__What the task asks__:
Transcribe the tail of the listing: start at the line containing "Parse this screenshot: output" and stop after the last line, keeping every character as is and adding nothing.

__Information shown__:
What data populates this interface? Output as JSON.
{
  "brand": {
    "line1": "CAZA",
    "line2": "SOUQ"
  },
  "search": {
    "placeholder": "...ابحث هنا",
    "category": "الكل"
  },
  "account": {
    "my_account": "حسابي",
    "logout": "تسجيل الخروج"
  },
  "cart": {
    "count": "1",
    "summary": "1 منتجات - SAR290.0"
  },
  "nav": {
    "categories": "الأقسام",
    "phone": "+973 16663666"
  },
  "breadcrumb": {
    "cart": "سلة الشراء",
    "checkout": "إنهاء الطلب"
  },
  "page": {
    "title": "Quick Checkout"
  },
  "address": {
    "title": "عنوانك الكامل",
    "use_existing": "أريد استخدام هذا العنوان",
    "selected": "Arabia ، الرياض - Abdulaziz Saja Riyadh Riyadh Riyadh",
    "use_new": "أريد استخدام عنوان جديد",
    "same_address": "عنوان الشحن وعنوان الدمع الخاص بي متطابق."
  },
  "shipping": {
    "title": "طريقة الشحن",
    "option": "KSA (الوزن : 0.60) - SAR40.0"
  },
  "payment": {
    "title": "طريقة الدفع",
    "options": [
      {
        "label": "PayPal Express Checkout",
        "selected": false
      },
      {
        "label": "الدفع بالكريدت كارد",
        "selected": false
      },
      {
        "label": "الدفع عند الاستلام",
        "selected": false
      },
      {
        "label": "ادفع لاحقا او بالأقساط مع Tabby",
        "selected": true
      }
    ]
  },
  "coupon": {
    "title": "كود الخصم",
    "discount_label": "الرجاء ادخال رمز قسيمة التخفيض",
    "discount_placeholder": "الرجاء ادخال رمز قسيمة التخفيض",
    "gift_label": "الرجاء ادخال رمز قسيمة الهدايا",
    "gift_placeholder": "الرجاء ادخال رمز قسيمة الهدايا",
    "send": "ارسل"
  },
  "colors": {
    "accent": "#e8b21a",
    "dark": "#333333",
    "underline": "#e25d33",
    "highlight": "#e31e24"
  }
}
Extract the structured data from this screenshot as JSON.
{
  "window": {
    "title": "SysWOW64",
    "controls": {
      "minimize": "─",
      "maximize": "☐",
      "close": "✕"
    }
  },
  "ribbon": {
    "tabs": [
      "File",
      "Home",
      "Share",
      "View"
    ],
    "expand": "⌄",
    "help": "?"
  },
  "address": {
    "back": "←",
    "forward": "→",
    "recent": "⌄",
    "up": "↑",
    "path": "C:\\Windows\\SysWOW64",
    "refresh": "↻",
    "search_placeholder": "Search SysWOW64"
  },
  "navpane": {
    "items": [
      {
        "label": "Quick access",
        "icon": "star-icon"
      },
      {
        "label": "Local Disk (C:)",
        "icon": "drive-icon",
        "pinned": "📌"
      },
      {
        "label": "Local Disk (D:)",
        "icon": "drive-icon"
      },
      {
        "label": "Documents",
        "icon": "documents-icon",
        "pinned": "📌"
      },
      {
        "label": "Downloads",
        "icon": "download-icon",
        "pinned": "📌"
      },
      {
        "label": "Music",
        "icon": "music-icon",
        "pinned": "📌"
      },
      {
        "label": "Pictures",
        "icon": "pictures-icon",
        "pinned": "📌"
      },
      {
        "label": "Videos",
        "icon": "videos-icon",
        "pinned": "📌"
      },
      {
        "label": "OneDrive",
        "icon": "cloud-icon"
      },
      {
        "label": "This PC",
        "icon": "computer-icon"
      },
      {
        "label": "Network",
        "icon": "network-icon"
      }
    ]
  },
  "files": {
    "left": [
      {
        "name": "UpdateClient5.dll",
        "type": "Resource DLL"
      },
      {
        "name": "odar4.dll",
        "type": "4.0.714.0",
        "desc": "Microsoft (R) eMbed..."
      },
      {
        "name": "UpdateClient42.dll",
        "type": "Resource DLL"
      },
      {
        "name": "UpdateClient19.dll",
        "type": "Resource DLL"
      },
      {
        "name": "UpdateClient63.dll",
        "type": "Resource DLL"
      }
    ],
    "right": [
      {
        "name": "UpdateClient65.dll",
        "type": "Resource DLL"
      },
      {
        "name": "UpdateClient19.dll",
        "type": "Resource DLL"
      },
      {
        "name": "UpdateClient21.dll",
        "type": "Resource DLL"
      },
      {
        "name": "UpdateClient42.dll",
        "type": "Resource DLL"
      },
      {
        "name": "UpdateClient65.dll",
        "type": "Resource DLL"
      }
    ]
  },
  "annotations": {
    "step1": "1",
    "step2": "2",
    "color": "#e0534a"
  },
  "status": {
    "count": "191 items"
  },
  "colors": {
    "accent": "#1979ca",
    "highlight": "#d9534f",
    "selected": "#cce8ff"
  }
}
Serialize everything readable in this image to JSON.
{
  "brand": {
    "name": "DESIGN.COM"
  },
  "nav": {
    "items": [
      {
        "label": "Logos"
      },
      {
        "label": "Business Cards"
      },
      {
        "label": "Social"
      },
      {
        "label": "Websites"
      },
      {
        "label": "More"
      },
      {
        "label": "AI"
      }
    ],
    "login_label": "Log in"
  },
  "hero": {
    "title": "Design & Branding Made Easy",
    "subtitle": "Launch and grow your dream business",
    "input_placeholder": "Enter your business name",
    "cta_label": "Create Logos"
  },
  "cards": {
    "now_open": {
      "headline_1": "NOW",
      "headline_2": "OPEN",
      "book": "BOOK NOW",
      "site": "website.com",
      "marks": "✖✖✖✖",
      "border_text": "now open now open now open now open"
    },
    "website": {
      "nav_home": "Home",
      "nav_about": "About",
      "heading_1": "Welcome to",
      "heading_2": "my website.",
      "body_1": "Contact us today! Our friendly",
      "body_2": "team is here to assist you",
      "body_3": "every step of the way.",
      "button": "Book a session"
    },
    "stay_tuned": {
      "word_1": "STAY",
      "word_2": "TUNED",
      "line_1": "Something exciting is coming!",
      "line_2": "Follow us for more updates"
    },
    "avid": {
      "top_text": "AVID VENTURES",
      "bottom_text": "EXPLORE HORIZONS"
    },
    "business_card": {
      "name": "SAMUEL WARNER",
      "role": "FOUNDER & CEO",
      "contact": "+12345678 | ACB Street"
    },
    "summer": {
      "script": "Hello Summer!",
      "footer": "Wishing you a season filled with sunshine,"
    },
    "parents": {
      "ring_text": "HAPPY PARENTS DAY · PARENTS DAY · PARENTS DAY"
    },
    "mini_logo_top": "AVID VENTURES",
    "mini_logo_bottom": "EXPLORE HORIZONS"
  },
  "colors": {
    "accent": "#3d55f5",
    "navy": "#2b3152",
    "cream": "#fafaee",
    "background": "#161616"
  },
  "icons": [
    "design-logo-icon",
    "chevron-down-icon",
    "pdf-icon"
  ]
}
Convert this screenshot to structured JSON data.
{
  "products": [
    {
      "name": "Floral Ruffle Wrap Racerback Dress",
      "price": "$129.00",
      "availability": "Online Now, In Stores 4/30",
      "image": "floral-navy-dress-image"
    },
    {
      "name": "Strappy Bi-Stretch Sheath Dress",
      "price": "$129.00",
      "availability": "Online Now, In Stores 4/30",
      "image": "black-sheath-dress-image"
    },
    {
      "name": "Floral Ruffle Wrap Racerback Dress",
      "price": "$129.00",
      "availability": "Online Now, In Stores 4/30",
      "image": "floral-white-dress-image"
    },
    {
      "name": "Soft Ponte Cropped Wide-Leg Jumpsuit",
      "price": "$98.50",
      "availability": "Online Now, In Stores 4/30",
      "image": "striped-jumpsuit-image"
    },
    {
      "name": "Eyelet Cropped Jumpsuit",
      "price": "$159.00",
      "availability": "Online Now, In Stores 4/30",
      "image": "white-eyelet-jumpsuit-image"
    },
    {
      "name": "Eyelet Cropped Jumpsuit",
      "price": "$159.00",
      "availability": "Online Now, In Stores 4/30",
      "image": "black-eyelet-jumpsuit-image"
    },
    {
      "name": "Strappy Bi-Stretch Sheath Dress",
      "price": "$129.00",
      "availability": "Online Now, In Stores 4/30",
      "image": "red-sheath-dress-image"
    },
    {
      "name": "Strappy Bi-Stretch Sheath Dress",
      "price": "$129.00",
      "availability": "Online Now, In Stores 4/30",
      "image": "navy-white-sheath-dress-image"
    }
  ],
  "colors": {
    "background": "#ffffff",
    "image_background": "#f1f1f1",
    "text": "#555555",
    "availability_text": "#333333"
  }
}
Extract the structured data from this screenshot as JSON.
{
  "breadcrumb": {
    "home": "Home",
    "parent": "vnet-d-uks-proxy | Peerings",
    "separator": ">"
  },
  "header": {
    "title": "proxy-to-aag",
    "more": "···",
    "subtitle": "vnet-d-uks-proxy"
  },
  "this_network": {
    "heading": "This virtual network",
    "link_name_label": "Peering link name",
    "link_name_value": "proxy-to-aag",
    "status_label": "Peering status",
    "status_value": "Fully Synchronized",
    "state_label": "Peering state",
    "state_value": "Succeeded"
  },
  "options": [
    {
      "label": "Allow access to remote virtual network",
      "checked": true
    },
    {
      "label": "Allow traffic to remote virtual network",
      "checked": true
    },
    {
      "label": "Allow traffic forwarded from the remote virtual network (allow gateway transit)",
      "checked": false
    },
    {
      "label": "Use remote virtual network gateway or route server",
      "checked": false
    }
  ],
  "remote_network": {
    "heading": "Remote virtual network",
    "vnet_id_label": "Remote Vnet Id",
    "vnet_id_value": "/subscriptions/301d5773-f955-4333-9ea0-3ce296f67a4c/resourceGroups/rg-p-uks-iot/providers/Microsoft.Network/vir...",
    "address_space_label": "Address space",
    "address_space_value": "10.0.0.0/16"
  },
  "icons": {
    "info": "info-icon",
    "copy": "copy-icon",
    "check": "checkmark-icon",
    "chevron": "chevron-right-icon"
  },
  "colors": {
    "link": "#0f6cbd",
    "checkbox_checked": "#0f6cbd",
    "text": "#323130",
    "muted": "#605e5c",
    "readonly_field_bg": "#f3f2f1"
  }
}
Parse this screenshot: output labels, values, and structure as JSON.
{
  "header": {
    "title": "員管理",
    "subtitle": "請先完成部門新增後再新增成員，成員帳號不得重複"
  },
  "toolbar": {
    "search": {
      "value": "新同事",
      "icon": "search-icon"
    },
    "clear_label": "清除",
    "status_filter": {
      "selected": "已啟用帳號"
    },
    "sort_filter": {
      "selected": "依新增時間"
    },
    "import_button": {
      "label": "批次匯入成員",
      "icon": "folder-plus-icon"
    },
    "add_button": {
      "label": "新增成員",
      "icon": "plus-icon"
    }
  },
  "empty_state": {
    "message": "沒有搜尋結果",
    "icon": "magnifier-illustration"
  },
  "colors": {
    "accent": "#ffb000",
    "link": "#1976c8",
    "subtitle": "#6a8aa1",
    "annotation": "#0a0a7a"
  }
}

__Solution for this task__:
Parse this screenshot: output labels, values, and structure as JSON.
{
  "header": {
    "title": "員管理",
    "subtitle": "請先完成部門新增後再新增成員，成員帳號不得重複"
  },
  "toolbar": {
    "search": {
      "value": "新同事",
      "icon": "search-icon"
    },
    "clear_label": "清除",
    "status_filter": {
      "selected": "已啟用帳號"
    },
    "sort_filter": {
      "selected": "依新增時間"
    },
    "import_button": {
      "label": "批次匯入成員",
      "icon": "folder-plus-icon"
    },
    "add_button": {
      "label": "新增成員",
      "icon": "plus-icon"
    }
  },
  "empty_state": {
    "message": "沒有搜尋結果",
    "icon": "magnifier-illustration"
  },
  "colors": {
    "accent": "#ffb000",
    "link": "#1976c8",
    "subtitle": "#6a8aa1",
    "annotation": "#0a0a7a"
  }
}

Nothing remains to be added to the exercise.